Raw records:
=======

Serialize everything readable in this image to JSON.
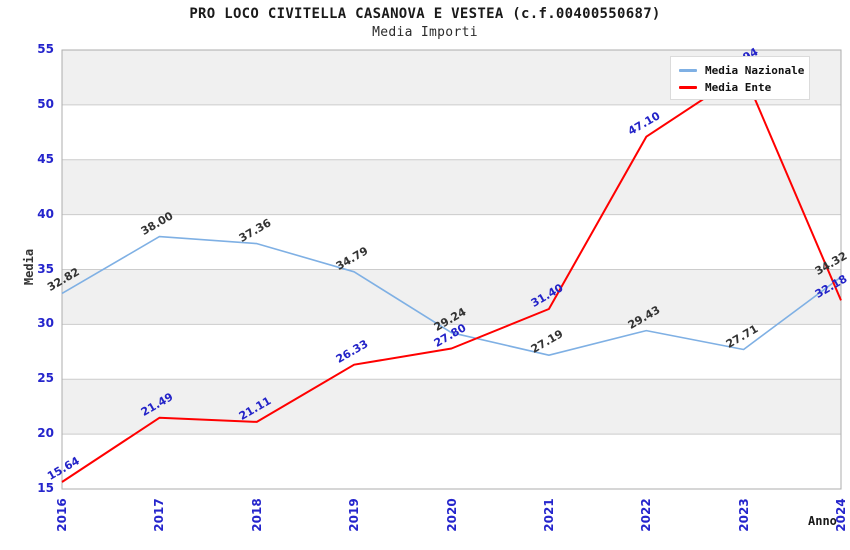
{
  "chart_data": {
    "type": "line",
    "title": "PRO LOCO CIVITELLA CASANOVA E VESTEA (c.f.00400550687)",
    "subtitle": "Media Importi",
    "xlabel": "Anno",
    "ylabel": "Media",
    "categories": [
      "2016",
      "2017",
      "2018",
      "2019",
      "2020",
      "2021",
      "2022",
      "2023",
      "2024"
    ],
    "series": [
      {
        "name": "Media Nazionale",
        "color": "#7FB0E4",
        "label_color": "#333333",
        "values": [
          32.82,
          38.0,
          37.36,
          34.79,
          29.24,
          27.19,
          29.43,
          27.71,
          34.32
        ]
      },
      {
        "name": "Media Ente",
        "color": "#FF0000",
        "label_color": "#2323C8",
        "values": [
          15.64,
          21.49,
          21.11,
          26.33,
          27.8,
          31.4,
          47.1,
          52.94,
          32.18
        ]
      }
    ],
    "ylim": [
      15,
      55
    ],
    "ytick_step": 5,
    "yticks": [
      15,
      20,
      25,
      30,
      35,
      40,
      45,
      50,
      55
    ],
    "grid": "horizontal-bands",
    "legend_position": "top-right",
    "colors": {
      "tick_label": "#2525CC",
      "band_fill": "#F0F0F0",
      "band_alt_fill": "#FFFFFF",
      "gridline": "#CCCCCC",
      "plot_border": "#ADADAD",
      "axis_title": "#333333",
      "legend_bg": "#FFFFFF",
      "legend_border": "#DBDBDB"
    }
  }
}
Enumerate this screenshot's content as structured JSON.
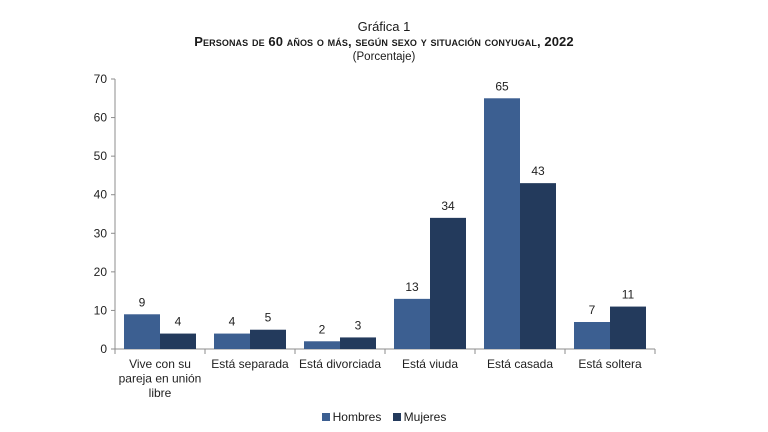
{
  "colors": {
    "hombres": "#3c5f91",
    "mujeres": "#233a5c"
  },
  "chart_data": {
    "type": "bar",
    "supertitle": "Gráfica 1",
    "title": "Personas de 60 años o más, según sexo y situación conyugal, 2022",
    "subtitle": "(Porcentaje)",
    "categories": [
      [
        "Vive con su",
        "pareja en unión",
        "libre"
      ],
      [
        "Está separada"
      ],
      [
        "Está divorciada"
      ],
      [
        "Está viuda"
      ],
      [
        "Está casada"
      ],
      [
        "Está soltera"
      ]
    ],
    "series": [
      {
        "name": "Hombres",
        "values": [
          9,
          4,
          2,
          13,
          65,
          7
        ]
      },
      {
        "name": "Mujeres",
        "values": [
          4,
          5,
          3,
          34,
          43,
          11
        ]
      }
    ],
    "ylim": [
      0,
      70
    ],
    "yticks": [
      0,
      10,
      20,
      30,
      40,
      50,
      60,
      70
    ],
    "grid": false,
    "legend": "bottom"
  }
}
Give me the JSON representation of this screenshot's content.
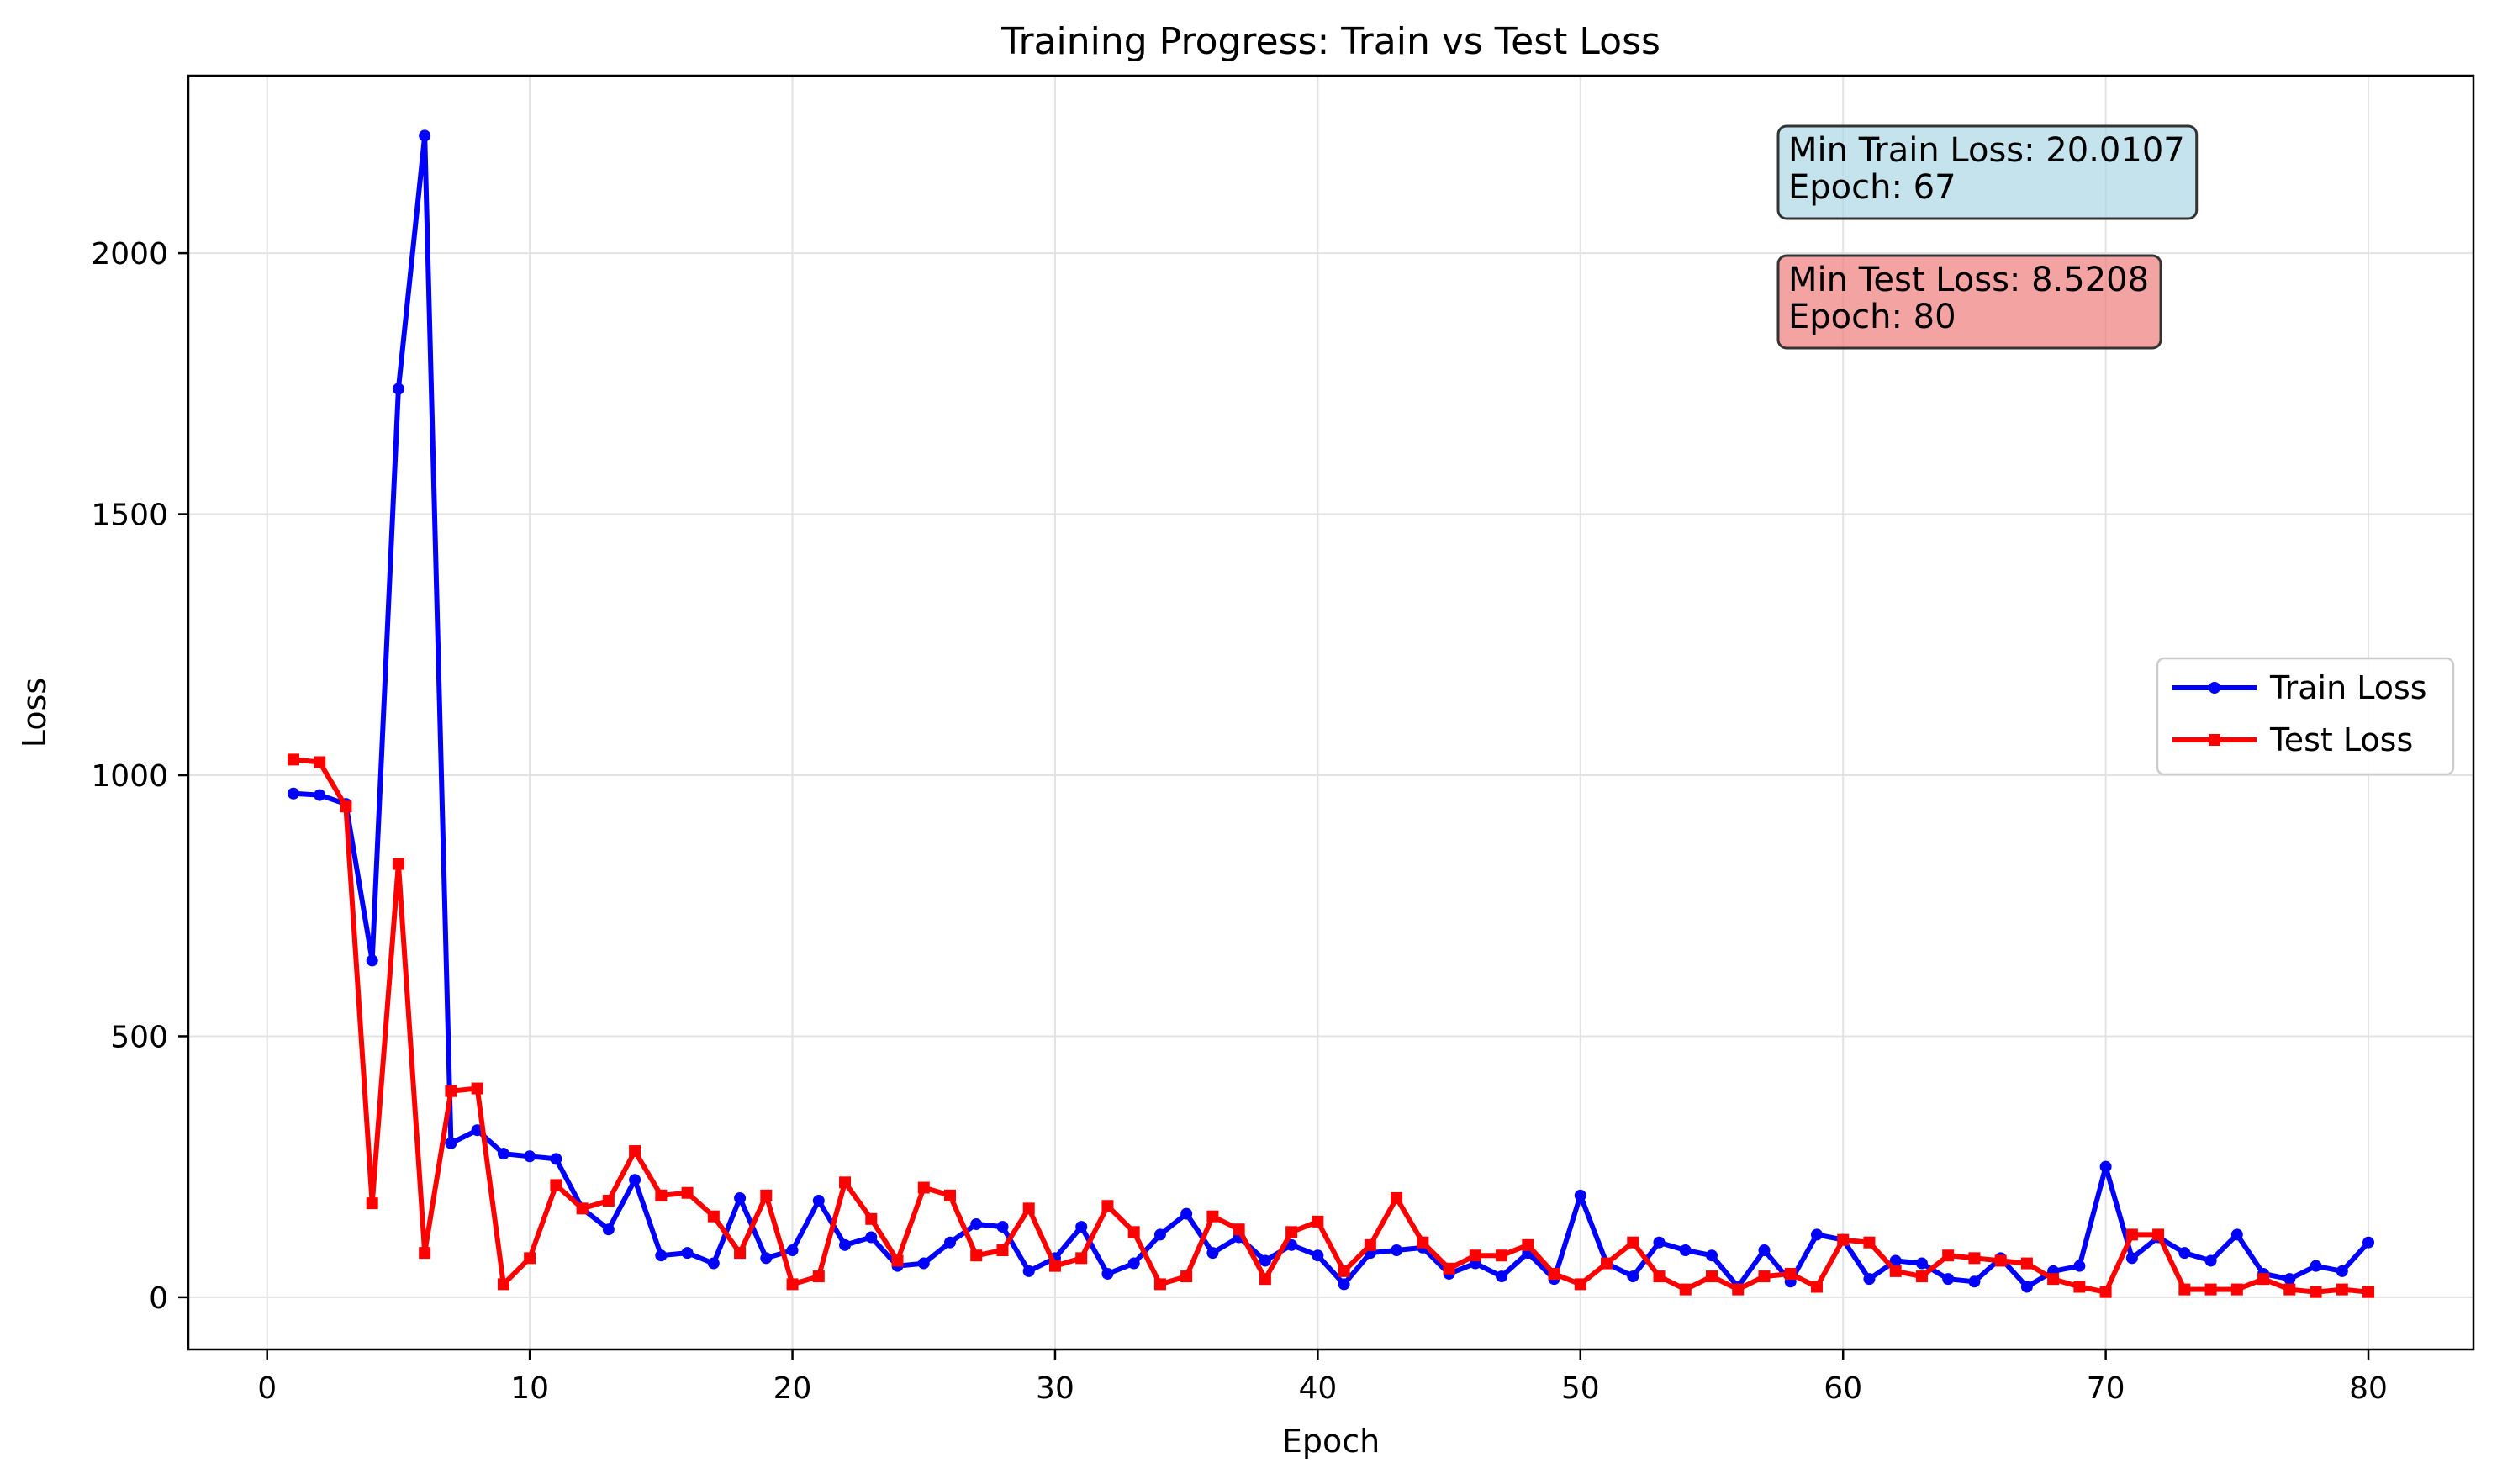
{
  "chart_data": {
    "type": "line",
    "title": "Training Progress: Train vs Test Loss",
    "xlabel": "Epoch",
    "ylabel": "Loss",
    "xlim": [
      -3,
      84
    ],
    "ylim": [
      -100,
      2340
    ],
    "xticks": [
      0,
      10,
      20,
      30,
      40,
      50,
      60,
      70,
      80
    ],
    "yticks": [
      0,
      500,
      1000,
      1500,
      2000
    ],
    "grid": true,
    "legend_position": "center-right",
    "series": [
      {
        "name": "Train Loss",
        "color": "#0000ff",
        "marker": "circle",
        "x": [
          1,
          2,
          3,
          4,
          5,
          6,
          7,
          8,
          9,
          10,
          11,
          12,
          13,
          14,
          15,
          16,
          17,
          18,
          19,
          20,
          21,
          22,
          23,
          24,
          25,
          26,
          27,
          28,
          29,
          30,
          31,
          32,
          33,
          34,
          35,
          36,
          37,
          38,
          39,
          40,
          41,
          42,
          43,
          44,
          45,
          46,
          47,
          48,
          49,
          50,
          51,
          52,
          53,
          54,
          55,
          56,
          57,
          58,
          59,
          60,
          61,
          62,
          63,
          64,
          65,
          66,
          67,
          68,
          69,
          70,
          71,
          72,
          73,
          74,
          75,
          76,
          77,
          78,
          79,
          80
        ],
        "values": [
          965,
          962,
          945,
          645,
          1740,
          2225,
          295,
          320,
          275,
          270,
          265,
          170,
          130,
          225,
          80,
          85,
          65,
          190,
          75,
          90,
          185,
          100,
          115,
          60,
          65,
          105,
          140,
          135,
          50,
          75,
          135,
          45,
          65,
          120,
          160,
          85,
          115,
          70,
          100,
          80,
          25,
          85,
          90,
          95,
          45,
          65,
          40,
          85,
          35,
          195,
          65,
          40,
          105,
          90,
          80,
          20,
          90,
          30,
          120,
          110,
          35,
          70,
          65,
          35,
          30,
          75,
          20,
          50,
          60,
          250,
          75,
          115,
          85,
          70,
          120,
          45,
          35,
          60,
          50,
          105
        ]
      },
      {
        "name": "Test Loss",
        "color": "#ff0000",
        "marker": "square",
        "x": [
          1,
          2,
          3,
          4,
          5,
          6,
          7,
          8,
          9,
          10,
          11,
          12,
          13,
          14,
          15,
          16,
          17,
          18,
          19,
          20,
          21,
          22,
          23,
          24,
          25,
          26,
          27,
          28,
          29,
          30,
          31,
          32,
          33,
          34,
          35,
          36,
          37,
          38,
          39,
          40,
          41,
          42,
          43,
          44,
          45,
          46,
          47,
          48,
          49,
          50,
          51,
          52,
          53,
          54,
          55,
          56,
          57,
          58,
          59,
          60,
          61,
          62,
          63,
          64,
          65,
          66,
          67,
          68,
          69,
          70,
          71,
          72,
          73,
          74,
          75,
          76,
          77,
          78,
          79,
          80
        ],
        "values": [
          1030,
          1025,
          940,
          180,
          830,
          85,
          395,
          400,
          25,
          75,
          215,
          170,
          185,
          280,
          195,
          200,
          155,
          85,
          195,
          25,
          40,
          220,
          150,
          70,
          210,
          195,
          80,
          90,
          170,
          60,
          75,
          175,
          125,
          25,
          40,
          155,
          130,
          35,
          125,
          145,
          50,
          100,
          190,
          105,
          55,
          80,
          80,
          100,
          45,
          25,
          65,
          105,
          40,
          15,
          40,
          15,
          40,
          45,
          20,
          110,
          105,
          50,
          40,
          80,
          75,
          70,
          65,
          35,
          20,
          10,
          120,
          120,
          15,
          15,
          15,
          35,
          15,
          10,
          15,
          10
        ]
      }
    ],
    "annotations": [
      {
        "lines": [
          "Min Train Loss: 20.0107",
          "Epoch: 67"
        ],
        "color": "#add8e6"
      },
      {
        "lines": [
          "Min Test Loss: 8.5208",
          "Epoch: 80"
        ],
        "color": "#f08080"
      }
    ]
  }
}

=======

Copy out the entries verbatim and leave the images out.

Serialize everything readable in this image to JSON.
{
  "chart_data": {
    "type": "line",
    "title": "PRO LOCO CIVITELLA CASANOVA E VESTEA (c.f.00400550687)",
    "subtitle": "Media Importi",
    "xlabel": "Anno",
    "ylabel": "Media",
    "categories": [
      "2016",
      "2017",
      "2018",
      "2019",
      "2020",
      "2021",
      "2022",
      "2023",
      "2024"
    ],
    "series": [
      {
        "name": "Media Nazionale",
        "color": "#7FB0E4",
        "label_color": "#333333",
        "values": [
          32.82,
          38.0,
          37.36,
          34.79,
          29.24,
          27.19,
          29.43,
          27.71,
          34.32
        ]
      },
      {
        "name": "Media Ente",
        "color": "#FF0000",
        "label_color": "#2323C8",
        "values": [
          15.64,
          21.49,
          21.11,
          26.33,
          27.8,
          31.4,
          47.1,
          52.94,
          32.18
        ]
      }
    ],
    "ylim": [
      15,
      55
    ],
    "ytick_step": 5,
    "yticks": [
      15,
      20,
      25,
      30,
      35,
      40,
      45,
      50,
      55
    ],
    "grid": "horizontal-bands",
    "legend_position": "top-right",
    "colors": {
      "tick_label": "#2525CC",
      "band_fill": "#F0F0F0",
      "band_alt_fill": "#FFFFFF",
      "gridline": "#CCCCCC",
      "plot_border": "#ADADAD",
      "axis_title": "#333333",
      "legend_bg": "#FFFFFF",
      "legend_border": "#DBDBDB"
    }
  }
}
Enumerate this screenshot's content as structured JSON.
{
  "colors": {
    "hombres": "#3c5f91",
    "mujeres": "#233a5c"
  },
  "chart_data": {
    "type": "bar",
    "supertitle": "Gráfica 1",
    "title": "Personas de 60 años o más, según sexo y situación conyugal, 2022",
    "subtitle": "(Porcentaje)",
    "categories": [
      [
        "Vive con su",
        "pareja en unión",
        "libre"
      ],
      [
        "Está separada"
      ],
      [
        "Está divorciada"
      ],
      [
        "Está viuda"
      ],
      [
        "Está casada"
      ],
      [
        "Está soltera"
      ]
    ],
    "series": [
      {
        "name": "Hombres",
        "values": [
          9,
          4,
          2,
          13,
          65,
          7
        ]
      },
      {
        "name": "Mujeres",
        "values": [
          4,
          5,
          3,
          34,
          43,
          11
        ]
      }
    ],
    "ylim": [
      0,
      70
    ],
    "yticks": [
      0,
      10,
      20,
      30,
      40,
      50,
      60,
      70
    ],
    "grid": false,
    "legend": "bottom"
  }
}
Give me the JSON representation of this screenshot's content.
{
  "chart_data": {
    "type": "line",
    "title": "Training Progress: Train vs Test Loss",
    "xlabel": "Epoch",
    "ylabel": "Loss",
    "xlim": [
      -3,
      84
    ],
    "ylim": [
      -100,
      2340
    ],
    "xticks": [
      0,
      10,
      20,
      30,
      40,
      50,
      60,
      70,
      80
    ],
    "yticks": [
      0,
      500,
      1000,
      1500,
      2000
    ],
    "grid": true,
    "legend_position": "center-right",
    "series": [
      {
        "name": "Train Loss",
        "color": "#0000ff",
        "marker": "circle",
        "x": [
          1,
          2,
          3,
          4,
          5,
          6,
          7,
          8,
          9,
          10,
          11,
          12,
          13,
          14,
          15,
          16,
          17,
          18,
          19,
          20,
          21,
          22,
          23,
          24,
          25,
          26,
          27,
          28,
          29,
          30,
          31,
          32,
          33,
          34,
          35,
          36,
          37,
          38,
          39,
          40,
          41,
          42,
          43,
          44,
          45,
          46,
          47,
          48,
          49,
          50,
          51,
          52,
          53,
          54,
          55,
          56,
          57,
          58,
          59,
          60,
          61,
          62,
          63,
          64,
          65,
          66,
          67,
          68,
          69,
          70,
          71,
          72,
          73,
          74,
          75,
          76,
          77,
          78,
          79,
          80
        ],
        "values": [
          965,
          962,
          945,
          645,
          1740,
          2225,
          295,
          320,
          275,
          270,
          265,
          170,
          130,
          225,
          80,
          85,
          65,
          190,
          75,
          90,
          185,
          100,
          115,
          60,
          65,
          105,
          140,
          135,
          50,
          75,
          135,
          45,
          65,
          120,
          160,
          85,
          115,
          70,
          100,
          80,
          25,
          85,
          90,
          95,
          45,
          65,
          40,
          85,
          35,
          195,
          65,
          40,
          105,
          90,
          80,
          20,
          90,
          30,
          120,
          110,
          35,
          70,
          65,
          35,
          30,
          75,
          20,
          50,
          60,
          250,
          75,
          115,
          85,
          70,
          120,
          45,
          35,
          60,
          50,
          105
        ]
      },
      {
        "name": "Test Loss",
        "color": "#ff0000",
        "marker": "square",
        "x": [
          1,
          2,
          3,
          4,
          5,
          6,
          7,
          8,
          9,
          10,
          11,
          12,
          13,
          14,
          15,
          16,
          17,
          18,
          19,
          20,
          21,
          22,
          23,
          24,
          25,
          26,
          27,
          28,
          29,
          30,
          31,
          32,
          33,
          34,
          35,
          36,
          37,
          38,
          39,
          40,
          41,
          42,
          43,
          44,
          45,
          46,
          47,
          48,
          49,
          50,
          51,
          52,
          53,
          54,
          55,
          56,
          57,
          58,
          59,
          60,
          61,
          62,
          63,
          64,
          65,
          66,
          67,
          68,
          69,
          70,
          71,
          72,
          73,
          74,
          75,
          76,
          77,
          78,
          79,
          80
        ],
        "values": [
          1030,
          1025,
          940,
          180,
          830,
          85,
          395,
          400,
          25,
          75,
          215,
          170,
          185,
          280,
          195,
          200,
          155,
          85,
          195,
          25,
          40,
          220,
          150,
          70,
          210,
          195,
          80,
          90,
          170,
          60,
          75,
          175,
          125,
          25,
          40,
          155,
          130,
          35,
          125,
          145,
          50,
          100,
          190,
          105,
          55,
          80,
          80,
          100,
          45,
          25,
          65,
          105,
          40,
          15,
          40,
          15,
          40,
          45,
          20,
          110,
          105,
          50,
          40,
          80,
          75,
          70,
          65,
          35,
          20,
          10,
          120,
          120,
          15,
          15,
          15,
          35,
          15,
          10,
          15,
          10
        ]
      }
    ],
    "annotations": [
      {
        "lines": [
          "Min Train Loss: 20.0107",
          "Epoch: 67"
        ],
        "color": "#add8e6"
      },
      {
        "lines": [
          "Min Test Loss: 8.5208",
          "Epoch: 80"
        ],
        "color": "#f08080"
      }
    ]
  }
}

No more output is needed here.